(Stored data)
— begin —

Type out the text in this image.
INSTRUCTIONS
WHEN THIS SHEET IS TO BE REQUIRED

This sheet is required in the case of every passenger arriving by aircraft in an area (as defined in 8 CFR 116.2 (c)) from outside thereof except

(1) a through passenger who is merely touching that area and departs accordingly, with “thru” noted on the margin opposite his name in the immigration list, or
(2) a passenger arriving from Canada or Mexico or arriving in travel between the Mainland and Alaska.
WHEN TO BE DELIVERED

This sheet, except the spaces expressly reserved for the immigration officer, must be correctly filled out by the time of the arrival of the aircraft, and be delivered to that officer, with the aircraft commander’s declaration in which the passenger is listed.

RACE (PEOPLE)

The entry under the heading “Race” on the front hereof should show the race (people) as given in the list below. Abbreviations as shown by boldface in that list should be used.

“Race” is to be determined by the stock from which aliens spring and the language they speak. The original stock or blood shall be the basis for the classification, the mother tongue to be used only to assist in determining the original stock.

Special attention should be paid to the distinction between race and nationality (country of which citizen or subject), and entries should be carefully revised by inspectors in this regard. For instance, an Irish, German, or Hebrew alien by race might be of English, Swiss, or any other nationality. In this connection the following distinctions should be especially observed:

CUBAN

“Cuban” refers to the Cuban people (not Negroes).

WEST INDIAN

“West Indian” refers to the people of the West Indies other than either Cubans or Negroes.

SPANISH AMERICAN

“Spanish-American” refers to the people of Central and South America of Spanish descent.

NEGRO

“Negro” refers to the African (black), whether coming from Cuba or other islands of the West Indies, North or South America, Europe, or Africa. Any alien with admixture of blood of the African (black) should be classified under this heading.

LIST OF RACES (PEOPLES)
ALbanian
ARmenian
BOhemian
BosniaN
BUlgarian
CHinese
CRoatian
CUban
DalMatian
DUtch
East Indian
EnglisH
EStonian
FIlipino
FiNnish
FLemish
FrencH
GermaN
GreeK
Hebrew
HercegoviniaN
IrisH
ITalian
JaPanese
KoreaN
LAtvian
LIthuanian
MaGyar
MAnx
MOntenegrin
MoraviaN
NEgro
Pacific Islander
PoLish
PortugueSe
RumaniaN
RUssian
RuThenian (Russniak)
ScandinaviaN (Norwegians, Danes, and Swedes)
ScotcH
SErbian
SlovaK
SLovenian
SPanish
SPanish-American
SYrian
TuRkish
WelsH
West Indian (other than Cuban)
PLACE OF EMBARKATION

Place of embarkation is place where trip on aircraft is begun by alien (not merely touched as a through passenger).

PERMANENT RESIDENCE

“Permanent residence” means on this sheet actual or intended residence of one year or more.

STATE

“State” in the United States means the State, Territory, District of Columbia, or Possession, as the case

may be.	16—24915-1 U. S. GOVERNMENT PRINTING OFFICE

— end —

### What to work on
Write out every line from the records above, word for word.

### Complete answer
Type out the text in this image.
INSTRUCTIONS
WHEN THIS SHEET IS TO BE REQUIRED

This sheet is required in the case of every passenger arriving by aircraft in an area (as defined in 8 CFR 116.2 (c)) from outside thereof except

(1) a through passenger who is merely touching that area and departs accordingly, with “thru” noted on the margin opposite his name in the immigration list, or
(2) a passenger arriving from Canada or Mexico or arriving in travel between the Mainland and Alaska.
WHEN TO BE DELIVERED

This sheet, except the spaces expressly reserved for the immigration officer, must be correctly filled out by the time of the arrival of the aircraft, and be delivered to that officer, with the aircraft commander’s declaration in which the passenger is listed.

RACE (PEOPLE)

The entry under the heading “Race” on the front hereof should show the race (people) as given in the list below. Abbreviations as shown by boldface in that list should be used.

“Race” is to be determined by the stock from which aliens spring and the language they speak. The original stock or blood shall be the basis for the classification, the mother tongue to be used only to assist in determining the original stock.

Special attention should be paid to the distinction between race and nationality (country of which citizen or subject), and entries should be carefully revised by inspectors in this regard. For instance, an Irish, German, or Hebrew alien by race might be of English, Swiss, or any other nationality. In this connection the following distinctions should be especially observed:

CUBAN

“Cuban” refers to the Cuban people (not Negroes).

WEST INDIAN

“West Indian” refers to the people of the West Indies other than either Cubans or Negroes.

SPANISH AMERICAN

“Spanish-American” refers to the people of Central and South America of Spanish descent.

NEGRO

“Negro” refers to the African (black), whether coming from Cuba or other islands of the West Indies, North or South America, Europe, or Africa. Any alien with admixture of blood of the African (black) should be classified under this heading.

LIST OF RACES (PEOPLES)
ALbanian
ARmenian
BOhemian
BosniaN
BUlgarian
CHinese
CRoatian
CUban
DalMatian
DUtch
East Indian
EnglisH
EStonian
FIlipino
FiNnish
FLemish
FrencH
GermaN
GreeK
Hebrew
HercegoviniaN
IrisH
ITalian
JaPanese
KoreaN
LAtvian
LIthuanian
MaGyar
MAnx
MOntenegrin
MoraviaN
NEgro
Pacific Islander
PoLish
PortugueSe
RumaniaN
RUssian
RuThenian (Russniak)
ScandinaviaN (Norwegians, Danes, and Swedes)
ScotcH
SErbian
SlovaK
SLovenian
SPanish
SPanish-American
SYrian
TuRkish
WelsH
West Indian (other than Cuban)
PLACE OF EMBARKATION

Place of embarkation is place where trip on aircraft is begun by alien (not merely touched as a through passenger).

PERMANENT RESIDENCE

“Permanent residence” means on this sheet actual or intended residence of one year or more.

STATE

“State” in the United States means the State, Territory, District of Columbia, or Possession, as the case

may be.	16—24915-1 U. S. GOVERNMENT PRINTING OFFICE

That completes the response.